▶ [What you will do] Present each line of the entries below that holds the word "this".

[Stored items from a collection]
--- START ---
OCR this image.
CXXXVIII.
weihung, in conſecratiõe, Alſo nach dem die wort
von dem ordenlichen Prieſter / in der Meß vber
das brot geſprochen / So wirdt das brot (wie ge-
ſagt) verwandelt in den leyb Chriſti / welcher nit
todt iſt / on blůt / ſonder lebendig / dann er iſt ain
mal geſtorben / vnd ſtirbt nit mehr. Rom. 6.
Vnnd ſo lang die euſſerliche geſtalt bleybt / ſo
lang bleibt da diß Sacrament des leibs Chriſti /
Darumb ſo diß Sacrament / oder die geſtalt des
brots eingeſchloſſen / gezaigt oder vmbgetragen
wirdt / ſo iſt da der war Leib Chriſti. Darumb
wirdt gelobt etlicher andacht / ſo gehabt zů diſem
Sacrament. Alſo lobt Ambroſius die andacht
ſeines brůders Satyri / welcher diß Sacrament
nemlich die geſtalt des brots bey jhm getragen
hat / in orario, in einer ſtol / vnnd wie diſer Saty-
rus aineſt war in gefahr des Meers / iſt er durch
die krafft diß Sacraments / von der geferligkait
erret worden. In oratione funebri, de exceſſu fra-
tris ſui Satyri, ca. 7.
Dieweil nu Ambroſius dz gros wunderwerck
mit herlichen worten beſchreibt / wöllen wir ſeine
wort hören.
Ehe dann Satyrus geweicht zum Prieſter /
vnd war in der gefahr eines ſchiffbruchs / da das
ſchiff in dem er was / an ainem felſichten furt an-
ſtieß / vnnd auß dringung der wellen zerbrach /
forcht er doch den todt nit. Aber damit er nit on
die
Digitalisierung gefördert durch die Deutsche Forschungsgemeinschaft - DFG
--- END ---
--- START ---
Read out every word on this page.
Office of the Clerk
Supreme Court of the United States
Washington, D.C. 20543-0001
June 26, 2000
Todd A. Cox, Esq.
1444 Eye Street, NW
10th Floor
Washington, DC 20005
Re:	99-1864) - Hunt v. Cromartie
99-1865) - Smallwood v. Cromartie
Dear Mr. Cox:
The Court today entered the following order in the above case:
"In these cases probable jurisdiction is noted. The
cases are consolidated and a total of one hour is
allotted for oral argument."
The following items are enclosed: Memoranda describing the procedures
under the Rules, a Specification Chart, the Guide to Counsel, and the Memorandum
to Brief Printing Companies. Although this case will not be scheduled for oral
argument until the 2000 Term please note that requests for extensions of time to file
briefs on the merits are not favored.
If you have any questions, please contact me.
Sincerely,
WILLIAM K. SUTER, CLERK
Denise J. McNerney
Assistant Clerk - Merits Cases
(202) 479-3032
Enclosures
--- END ---
▶ [Result below]
OCR this image.
Read out every word on this page.
to Brief Printing Companies. Although this case will not be scheduled for oral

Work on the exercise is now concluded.